** begin **

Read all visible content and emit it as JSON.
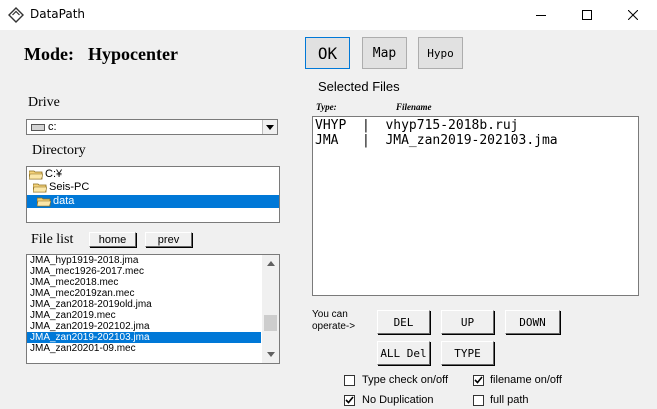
{
  "window": {
    "title": "DataPath",
    "controls": {
      "minimize": "minimize-icon",
      "maximize": "maximize-icon",
      "close": "close-icon"
    }
  },
  "mode": {
    "label": "Mode:",
    "value": "Hypocenter"
  },
  "buttons": {
    "ok": "OK",
    "map": "Map",
    "hypo": "Hypo"
  },
  "drive": {
    "label": "Drive",
    "value": "c:"
  },
  "directory": {
    "label": "Directory",
    "items": [
      {
        "name": "C:¥",
        "selected": false
      },
      {
        "name": "Seis-PC",
        "selected": false
      },
      {
        "name": "data",
        "selected": true
      }
    ]
  },
  "file_list": {
    "label": "File list",
    "home_label": "home",
    "prev_label": "prev",
    "items": [
      {
        "name": "JMA_hyp1919-2018.jma",
        "selected": false
      },
      {
        "name": "JMA_mec1926-2017.mec",
        "selected": false
      },
      {
        "name": "JMA_mec2018.mec",
        "selected": false
      },
      {
        "name": "JMA_mec2019zan.mec",
        "selected": false
      },
      {
        "name": "JMA_zan2018-2019old.jma",
        "selected": false
      },
      {
        "name": "JMA_zan2019.mec",
        "selected": false
      },
      {
        "name": "JMA_zan2019-202102.jma",
        "selected": false
      },
      {
        "name": "JMA_zan2019-202103.jma",
        "selected": true
      },
      {
        "name": "JMA_zan20201-09.mec",
        "selected": false
      }
    ]
  },
  "selected_files": {
    "title": "Selected Files",
    "col_type": "Type:",
    "col_filename": "Filename",
    "rows": [
      {
        "text": "VHYP  |  vhyp715-2018b.ruj"
      },
      {
        "text": "JMA   |  JMA_zan2019-202103.jma"
      }
    ]
  },
  "operate": {
    "label_line1": "You can",
    "label_line2": "operate->",
    "del": "DEL",
    "up": "UP",
    "down": "DOWN",
    "all_del": "ALL Del",
    "type": "TYPE"
  },
  "options": {
    "type_check": {
      "label": "Type check on/off",
      "checked": false
    },
    "filename": {
      "label": "filename on/off",
      "checked": true
    },
    "no_duplication": {
      "label": "No Duplication",
      "checked": true
    },
    "full_path": {
      "label": "full path",
      "checked": false
    }
  },
  "colors": {
    "selection": "#0078d7",
    "folder": "#f4d27a"
  }
}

** end **

Given request: Copy all lines from the data that hold the word "title".

Exercise response:
    "title": "DataPath",
    "title": "Selected Files",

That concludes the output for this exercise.